SUPPLIED RECORDS:
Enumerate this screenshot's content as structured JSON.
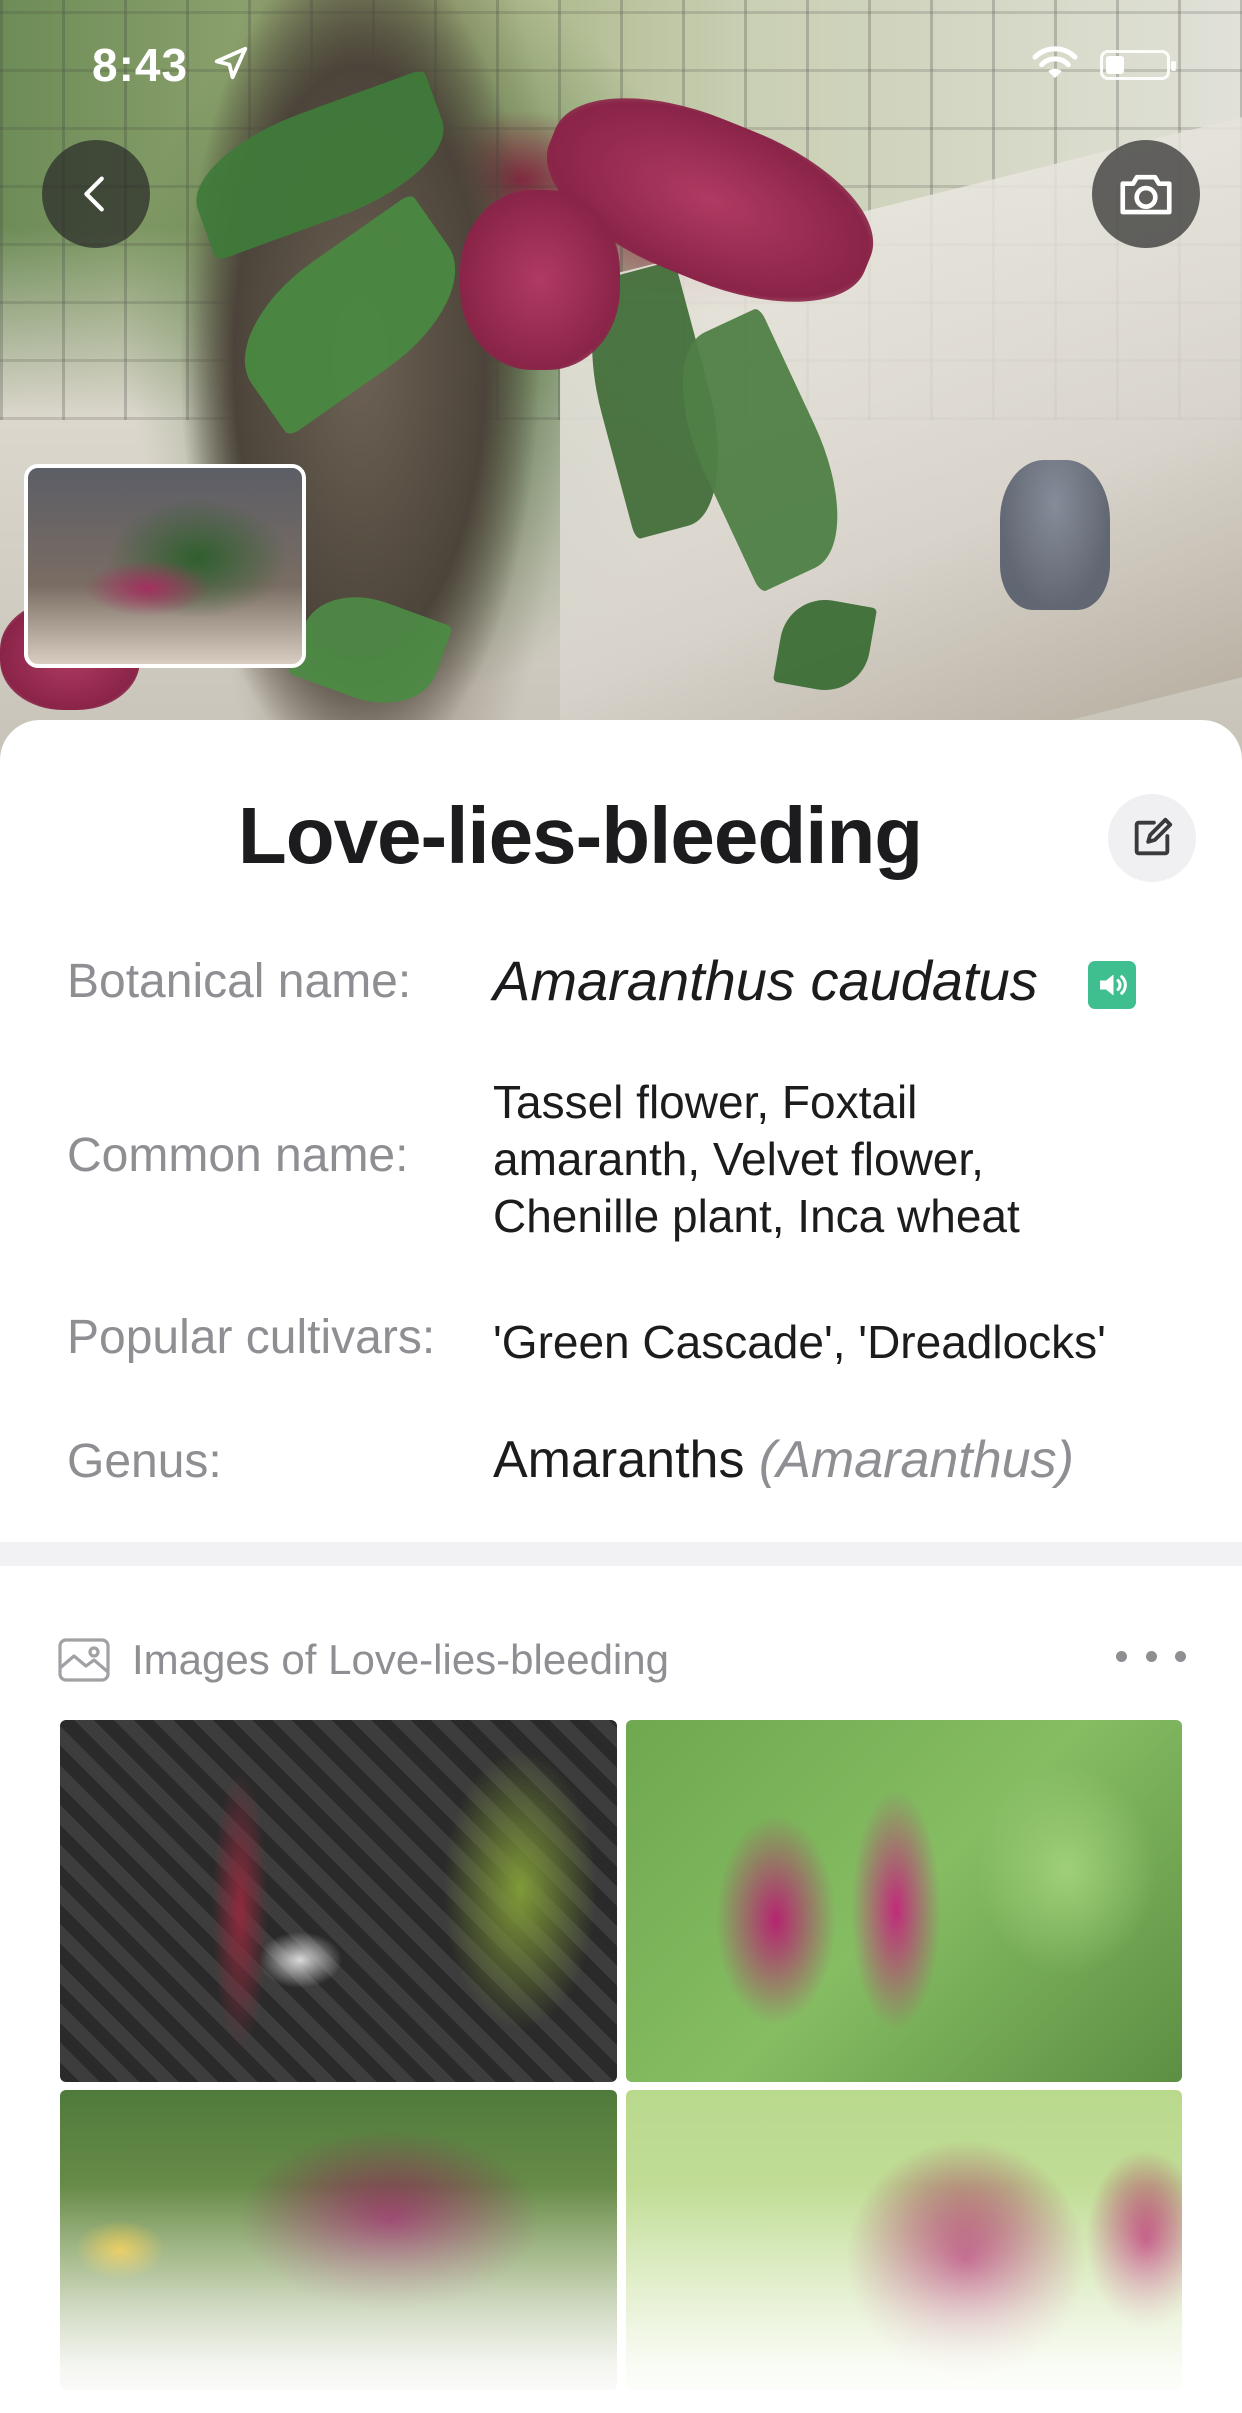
{
  "status_bar": {
    "time": "8:43"
  },
  "hero": {
    "back_icon": "chevron-left-icon",
    "camera_icon": "camera-icon"
  },
  "plant": {
    "title": "Love-lies-bleeding",
    "edit_icon": "edit-icon",
    "rows": {
      "botanical": {
        "label": "Botanical name:",
        "value": "Amaranthus caudatus"
      },
      "common": {
        "label": "Common name:",
        "value": "Tassel flower, Foxtail amaranth, Velvet flower, Chenille plant, Inca wheat"
      },
      "cultivars": {
        "label": "Popular cultivars:",
        "value": "'Green Cascade', 'Dreadlocks'"
      },
      "genus": {
        "label": "Genus:",
        "value": "Amaranths",
        "latin": "(Amaranthus)"
      }
    }
  },
  "images": {
    "title": "Images of Love-lies-bleeding",
    "icon": "images-icon",
    "more_icon": "more-horizontal-icon"
  },
  "colors": {
    "accent_speaker": "#3fbf8f",
    "label_gray": "#8e8e93",
    "text_dark": "#1c1c1e"
  }
}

WRITTEN PROBLEM: Find the word "icon" and list each line it appears in.

RESULT OF THIS TASK:
    "back_icon": "chevron-left-icon",
    "camera_icon": "camera-icon"
    "edit_icon": "edit-icon",
    "icon": "images-icon",
    "more_icon": "more-horizontal-icon"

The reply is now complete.